§ **EXERCISE OBJECTIVE**
Quote every line below exactly as it reads.

++++

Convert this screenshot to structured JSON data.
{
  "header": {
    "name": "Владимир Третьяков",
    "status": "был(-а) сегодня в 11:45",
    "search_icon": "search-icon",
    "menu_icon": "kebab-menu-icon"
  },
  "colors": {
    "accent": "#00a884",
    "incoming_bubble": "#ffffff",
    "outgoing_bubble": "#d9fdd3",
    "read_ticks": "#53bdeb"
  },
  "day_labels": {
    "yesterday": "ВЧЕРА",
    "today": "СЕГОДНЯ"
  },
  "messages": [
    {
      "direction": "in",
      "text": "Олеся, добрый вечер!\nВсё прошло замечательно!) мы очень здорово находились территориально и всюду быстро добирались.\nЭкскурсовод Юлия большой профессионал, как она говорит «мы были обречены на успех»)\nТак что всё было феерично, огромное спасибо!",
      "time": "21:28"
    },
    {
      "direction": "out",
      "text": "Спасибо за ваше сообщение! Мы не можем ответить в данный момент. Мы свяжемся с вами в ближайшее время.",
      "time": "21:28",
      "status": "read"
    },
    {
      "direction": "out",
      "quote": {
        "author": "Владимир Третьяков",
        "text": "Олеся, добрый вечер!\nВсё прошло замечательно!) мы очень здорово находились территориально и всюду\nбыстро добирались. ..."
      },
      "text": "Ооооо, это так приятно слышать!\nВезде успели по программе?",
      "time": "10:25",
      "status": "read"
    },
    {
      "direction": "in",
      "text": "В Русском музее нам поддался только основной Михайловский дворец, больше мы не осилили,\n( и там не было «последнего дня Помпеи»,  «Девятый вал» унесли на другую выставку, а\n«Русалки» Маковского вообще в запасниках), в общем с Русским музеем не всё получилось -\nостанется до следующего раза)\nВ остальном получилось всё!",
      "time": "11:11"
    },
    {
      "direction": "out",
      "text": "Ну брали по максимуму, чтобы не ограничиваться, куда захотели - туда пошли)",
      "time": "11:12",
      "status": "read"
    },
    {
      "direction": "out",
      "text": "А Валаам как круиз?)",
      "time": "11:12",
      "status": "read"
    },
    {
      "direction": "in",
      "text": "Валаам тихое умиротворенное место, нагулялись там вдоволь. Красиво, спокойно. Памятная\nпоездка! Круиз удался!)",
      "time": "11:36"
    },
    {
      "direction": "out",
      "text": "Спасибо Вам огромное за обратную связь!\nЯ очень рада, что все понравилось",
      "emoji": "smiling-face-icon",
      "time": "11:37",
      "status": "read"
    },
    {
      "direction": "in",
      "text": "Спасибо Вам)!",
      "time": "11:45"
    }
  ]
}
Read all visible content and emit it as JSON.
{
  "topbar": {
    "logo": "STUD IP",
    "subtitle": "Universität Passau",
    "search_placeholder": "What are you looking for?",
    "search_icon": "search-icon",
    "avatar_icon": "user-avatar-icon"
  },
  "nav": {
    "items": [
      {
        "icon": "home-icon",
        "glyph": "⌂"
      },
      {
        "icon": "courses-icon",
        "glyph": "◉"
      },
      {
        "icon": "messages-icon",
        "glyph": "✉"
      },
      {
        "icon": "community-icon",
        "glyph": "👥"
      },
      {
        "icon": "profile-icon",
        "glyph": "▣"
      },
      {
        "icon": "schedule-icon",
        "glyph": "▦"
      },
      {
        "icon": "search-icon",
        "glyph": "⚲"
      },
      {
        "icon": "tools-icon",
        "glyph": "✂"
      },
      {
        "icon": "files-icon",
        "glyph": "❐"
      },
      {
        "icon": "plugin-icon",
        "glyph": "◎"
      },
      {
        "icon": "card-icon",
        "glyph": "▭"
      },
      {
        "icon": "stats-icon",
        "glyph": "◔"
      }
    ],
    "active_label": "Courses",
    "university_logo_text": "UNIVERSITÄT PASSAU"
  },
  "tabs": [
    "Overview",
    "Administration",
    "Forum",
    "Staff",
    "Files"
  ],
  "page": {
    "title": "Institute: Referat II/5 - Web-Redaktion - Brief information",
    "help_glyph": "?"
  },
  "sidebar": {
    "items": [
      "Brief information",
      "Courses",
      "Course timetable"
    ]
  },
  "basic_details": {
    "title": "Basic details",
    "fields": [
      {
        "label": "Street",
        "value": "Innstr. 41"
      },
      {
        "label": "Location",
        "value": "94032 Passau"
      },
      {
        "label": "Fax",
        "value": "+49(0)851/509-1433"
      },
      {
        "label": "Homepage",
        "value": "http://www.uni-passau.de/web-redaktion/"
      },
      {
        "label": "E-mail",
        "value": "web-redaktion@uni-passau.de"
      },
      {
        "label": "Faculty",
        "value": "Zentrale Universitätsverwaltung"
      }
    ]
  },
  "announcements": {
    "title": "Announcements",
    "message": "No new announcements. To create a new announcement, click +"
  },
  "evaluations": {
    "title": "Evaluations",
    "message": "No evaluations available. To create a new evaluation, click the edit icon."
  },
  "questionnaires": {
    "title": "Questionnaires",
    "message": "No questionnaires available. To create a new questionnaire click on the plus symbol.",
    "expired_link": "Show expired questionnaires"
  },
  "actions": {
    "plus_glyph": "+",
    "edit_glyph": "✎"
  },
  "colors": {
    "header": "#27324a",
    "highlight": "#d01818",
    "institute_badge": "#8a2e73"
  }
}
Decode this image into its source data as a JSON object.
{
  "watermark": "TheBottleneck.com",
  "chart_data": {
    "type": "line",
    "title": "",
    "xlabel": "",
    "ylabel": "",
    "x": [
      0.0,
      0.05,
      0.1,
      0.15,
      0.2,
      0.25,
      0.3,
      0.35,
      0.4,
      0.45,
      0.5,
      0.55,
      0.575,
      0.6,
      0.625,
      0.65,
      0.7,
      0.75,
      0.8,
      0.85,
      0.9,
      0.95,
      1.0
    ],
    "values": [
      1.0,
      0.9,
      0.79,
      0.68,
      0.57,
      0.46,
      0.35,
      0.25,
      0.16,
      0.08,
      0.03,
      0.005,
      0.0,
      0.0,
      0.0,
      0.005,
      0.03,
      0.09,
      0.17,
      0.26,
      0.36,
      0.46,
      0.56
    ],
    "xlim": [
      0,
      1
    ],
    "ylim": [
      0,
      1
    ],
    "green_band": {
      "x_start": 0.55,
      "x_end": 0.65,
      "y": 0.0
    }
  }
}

++++

§ **WORKED SOLUTION**
Convert this screenshot to structured JSON data.
{
  "header": {
    "name": "Владимир Третьяков",
    "status": "был(-а) сегодня в 11:45",
    "search_icon": "search-icon",
    "menu_icon": "kebab-menu-icon"
  },
  "colors": {
    "accent": "#00a884",
    "incoming_bubble": "#ffffff",
    "outgoing_bubble": "#d9fdd3",
    "read_ticks": "#53bdeb"
  },
  "day_labels": {
    "yesterday": "ВЧЕРА",
    "today": "СЕГОДНЯ"
  },
  "messages": [
    {
      "direction": "in",
      "text": "Олеся, добрый вечер!\nВсё прошло замечательно!) мы очень здорово находились территориально и всюду быстро добирались.\nЭкскурсовод Юлия большой профессионал, как она говорит «мы были обречены на успех»)\nТак что всё было феерично, огромное спасибо!",
      "time": "21:28"
    },
    {
      "direction": "out",
      "text": "Спасибо за ваше сообщение! Мы не можем ответить в данный момент. Мы свяжемся с вами в ближайшее время.",
      "time": "21:28",
      "status": "read"
    },
    {
      "direction": "out",
      "quote": {
        "author": "Владимир Третьяков",
        "text": "Олеся, добрый вечер!\nВсё прошло замечательно!) мы очень здорово находились территориально и всюду\nбыстро добирались. ..."
      },
      "text": "Ооооо, это так приятно слышать!\nВезде успели по программе?",
      "time": "10:25",
      "status": "read"
    },
    {
      "direction": "in",
      "text": "В Русском музее нам поддался только основной Михайловский дворец, больше мы не осилили,\n( и там не было «последнего дня Помпеи»,  «Девятый вал» унесли на другую выставку, а\n«Русалки» Маковского вообще в запасниках), в общем с Русским музеем не всё получилось -\nостанется до следующего раза)\nВ остальном получилось всё!",
      "time": "11:11"
    },
    {
      "direction": "out",
      "text": "Ну брали по максимуму, чтобы не ограничиваться, куда захотели - туда пошли)",
      "time": "11:12",
      "status": "read"
    },
    {
      "direction": "out",
      "text": "А Валаам как круиз?)",
      "time": "11:12",
      "status": "read"
    },
    {
      "direction": "in",
      "text": "Валаам тихое умиротворенное место, нагулялись там вдоволь. Красиво, спокойно. Памятная\nпоездка! Круиз удался!)",
      "time": "11:36"
    },
    {
      "direction": "out",
      "text": "Спасибо Вам огромное за обратную связь!\nЯ очень рада, что все понравилось",
      "emoji": "smiling-face-icon",
      "time": "11:37",
      "status": "read"
    },
    {
      "direction": "in",
      "text": "Спасибо Вам)!",
      "time": "11:45"
    }
  ]
}
Read all visible content and emit it as JSON.
{
  "topbar": {
    "logo": "STUD IP",
    "subtitle": "Universität Passau",
    "search_placeholder": "What are you looking for?",
    "search_icon": "search-icon",
    "avatar_icon": "user-avatar-icon"
  },
  "nav": {
    "items": [
      {
        "icon": "home-icon",
        "glyph": "⌂"
      },
      {
        "icon": "courses-icon",
        "glyph": "◉"
      },
      {
        "icon": "messages-icon",
        "glyph": "✉"
      },
      {
        "icon": "community-icon",
        "glyph": "👥"
      },
      {
        "icon": "profile-icon",
        "glyph": "▣"
      },
      {
        "icon": "schedule-icon",
        "glyph": "▦"
      },
      {
        "icon": "search-icon",
        "glyph": "⚲"
      },
      {
        "icon": "tools-icon",
        "glyph": "✂"
      },
      {
        "icon": "files-icon",
        "glyph": "❐"
      },
      {
        "icon": "plugin-icon",
        "glyph": "◎"
      },
      {
        "icon": "card-icon",
        "glyph": "▭"
      },
      {
        "icon": "stats-icon",
        "glyph": "◔"
      }
    ],
    "active_label": "Courses",
    "university_logo_text": "UNIVERSITÄT PASSAU"
  },
  "tabs": [
    "Overview",
    "Administration",
    "Forum",
    "Staff",
    "Files"
  ],
  "page": {
    "title": "Institute: Referat II/5 - Web-Redaktion - Brief information",
    "help_glyph": "?"
  },
  "sidebar": {
    "items": [
      "Brief information",
      "Courses",
      "Course timetable"
    ]
  },
  "basic_details": {
    "title": "Basic details",
    "fields": [
      {
        "label": "Street",
        "value": "Innstr. 41"
      },
      {
        "label": "Location",
        "value": "94032 Passau"
      },
      {
        "label": "Fax",
        "value": "+49(0)851/509-1433"
      },
      {
        "label": "Homepage",
        "value": "http://www.uni-passau.de/web-redaktion/"
      },
      {
        "label": "E-mail",
        "value": "web-redaktion@uni-passau.de"
      },
      {
        "label": "Faculty",
        "value": "Zentrale Universitätsverwaltung"
      }
    ]
  },
  "announcements": {
    "title": "Announcements",
    "message": "No new announcements. To create a new announcement, click +"
  },
  "evaluations": {
    "title": "Evaluations",
    "message": "No evaluations available. To create a new evaluation, click the edit icon."
  },
  "questionnaires": {
    "title": "Questionnaires",
    "message": "No questionnaires available. To create a new questionnaire click on the plus symbol.",
    "expired_link": "Show expired questionnaires"
  },
  "actions": {
    "plus_glyph": "+",
    "edit_glyph": "✎"
  },
  "colors": {
    "header": "#27324a",
    "highlight": "#d01818",
    "institute_badge": "#8a2e73"
  }
}
Decode this image into its source data as a JSON object.
{
  "watermark": "TheBottleneck.com",
  "chart_data": {
    "type": "line",
    "title": "",
    "xlabel": "",
    "ylabel": "",
    "x": [
      0.0,
      0.05,
      0.1,
      0.15,
      0.2,
      0.25,
      0.3,
      0.35,
      0.4,
      0.45,
      0.5,
      0.55,
      0.575,
      0.6,
      0.625,
      0.65,
      0.7,
      0.75,
      0.8,
      0.85,
      0.9,
      0.95,
      1.0
    ],
    "values": [
      1.0,
      0.9,
      0.79,
      0.68,
      0.57,
      0.46,
      0.35,
      0.25,
      0.16,
      0.08,
      0.03,
      0.005,
      0.0,
      0.0,
      0.0,
      0.005,
      0.03,
      0.09,
      0.17,
      0.26,
      0.36,
      0.46,
      0.56
    ],
    "xlim": [
      0,
      1
    ],
    "ylim": [
      0,
      1
    ],
    "green_band": {
      "x_start": 0.55,
      "x_end": 0.65,
      "y": 0.0
    }
  }
}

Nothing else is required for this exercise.